::: TASK INPUT

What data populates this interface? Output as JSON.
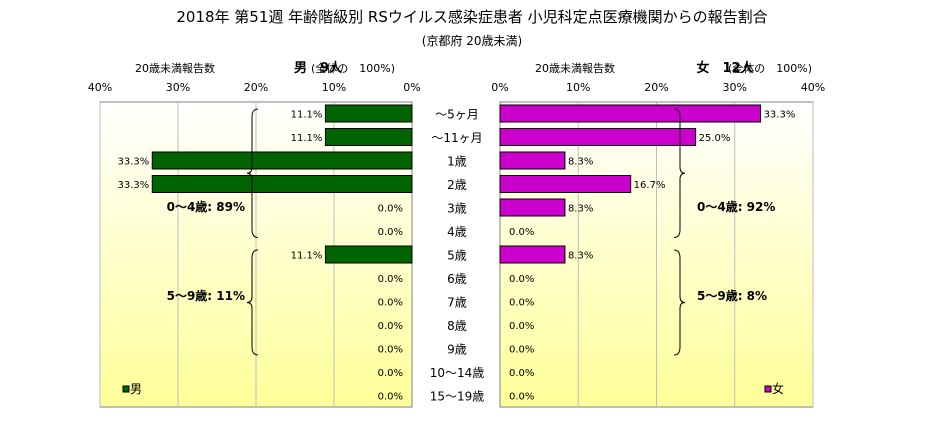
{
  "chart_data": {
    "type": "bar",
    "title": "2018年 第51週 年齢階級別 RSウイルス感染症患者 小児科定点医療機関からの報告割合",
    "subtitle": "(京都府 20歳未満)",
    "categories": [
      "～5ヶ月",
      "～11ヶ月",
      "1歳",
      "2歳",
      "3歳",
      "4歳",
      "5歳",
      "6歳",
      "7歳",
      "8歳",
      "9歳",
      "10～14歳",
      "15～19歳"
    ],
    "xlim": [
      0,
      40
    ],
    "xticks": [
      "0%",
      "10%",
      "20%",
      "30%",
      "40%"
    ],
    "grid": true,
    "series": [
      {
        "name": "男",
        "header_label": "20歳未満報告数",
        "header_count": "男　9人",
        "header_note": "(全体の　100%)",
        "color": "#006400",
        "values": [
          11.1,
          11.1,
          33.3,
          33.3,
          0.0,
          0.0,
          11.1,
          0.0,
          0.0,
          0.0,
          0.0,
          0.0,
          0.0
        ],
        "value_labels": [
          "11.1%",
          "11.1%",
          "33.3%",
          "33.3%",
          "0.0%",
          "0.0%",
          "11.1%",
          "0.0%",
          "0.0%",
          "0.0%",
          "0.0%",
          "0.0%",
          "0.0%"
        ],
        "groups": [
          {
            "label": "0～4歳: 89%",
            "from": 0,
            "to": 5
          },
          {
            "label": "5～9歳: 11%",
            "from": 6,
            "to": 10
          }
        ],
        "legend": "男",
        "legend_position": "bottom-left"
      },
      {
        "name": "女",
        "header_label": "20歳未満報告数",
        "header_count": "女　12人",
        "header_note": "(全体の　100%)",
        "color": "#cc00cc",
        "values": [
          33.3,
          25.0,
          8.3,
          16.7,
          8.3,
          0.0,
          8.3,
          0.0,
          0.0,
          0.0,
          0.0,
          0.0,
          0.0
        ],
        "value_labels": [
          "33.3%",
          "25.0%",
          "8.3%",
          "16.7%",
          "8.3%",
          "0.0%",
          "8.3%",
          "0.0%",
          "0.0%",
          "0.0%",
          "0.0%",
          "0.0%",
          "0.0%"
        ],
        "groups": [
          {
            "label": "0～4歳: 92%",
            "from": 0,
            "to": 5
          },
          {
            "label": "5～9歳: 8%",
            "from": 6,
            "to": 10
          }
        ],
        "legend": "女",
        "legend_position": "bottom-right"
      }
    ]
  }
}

::::::

--- DIRECTIONS FOR THIS TASK ---
Quote the data exactly, leaving every image out of the copy.

--- SOLUTION ---
What data populates this interface? Output as JSON.
{
  "chart_data": {
    "type": "bar",
    "title": "2018年 第51週 年齢階級別 RSウイルス感染症患者 小児科定点医療機関からの報告割合",
    "subtitle": "(京都府 20歳未満)",
    "categories": [
      "～5ヶ月",
      "～11ヶ月",
      "1歳",
      "2歳",
      "3歳",
      "4歳",
      "5歳",
      "6歳",
      "7歳",
      "8歳",
      "9歳",
      "10～14歳",
      "15～19歳"
    ],
    "xlim": [
      0,
      40
    ],
    "xticks": [
      "0%",
      "10%",
      "20%",
      "30%",
      "40%"
    ],
    "grid": true,
    "series": [
      {
        "name": "男",
        "header_label": "20歳未満報告数",
        "header_count": "男　9人",
        "header_note": "(全体の　100%)",
        "color": "#006400",
        "values": [
          11.1,
          11.1,
          33.3,
          33.3,
          0.0,
          0.0,
          11.1,
          0.0,
          0.0,
          0.0,
          0.0,
          0.0,
          0.0
        ],
        "value_labels": [
          "11.1%",
          "11.1%",
          "33.3%",
          "33.3%",
          "0.0%",
          "0.0%",
          "11.1%",
          "0.0%",
          "0.0%",
          "0.0%",
          "0.0%",
          "0.0%",
          "0.0%"
        ],
        "groups": [
          {
            "label": "0～4歳: 89%",
            "from": 0,
            "to": 5
          },
          {
            "label": "5～9歳: 11%",
            "from": 6,
            "to": 10
          }
        ],
        "legend": "男",
        "legend_position": "bottom-left"
      },
      {
        "name": "女",
        "header_label": "20歳未満報告数",
        "header_count": "女　12人",
        "header_note": "(全体の　100%)",
        "color": "#cc00cc",
        "values": [
          33.3,
          25.0,
          8.3,
          16.7,
          8.3,
          0.0,
          8.3,
          0.0,
          0.0,
          0.0,
          0.0,
          0.0,
          0.0
        ],
        "value_labels": [
          "33.3%",
          "25.0%",
          "8.3%",
          "16.7%",
          "8.3%",
          "0.0%",
          "8.3%",
          "0.0%",
          "0.0%",
          "0.0%",
          "0.0%",
          "0.0%",
          "0.0%"
        ],
        "groups": [
          {
            "label": "0～4歳: 92%",
            "from": 0,
            "to": 5
          },
          {
            "label": "5～9歳: 8%",
            "from": 6,
            "to": 10
          }
        ],
        "legend": "女",
        "legend_position": "bottom-right"
      }
    ]
  }
}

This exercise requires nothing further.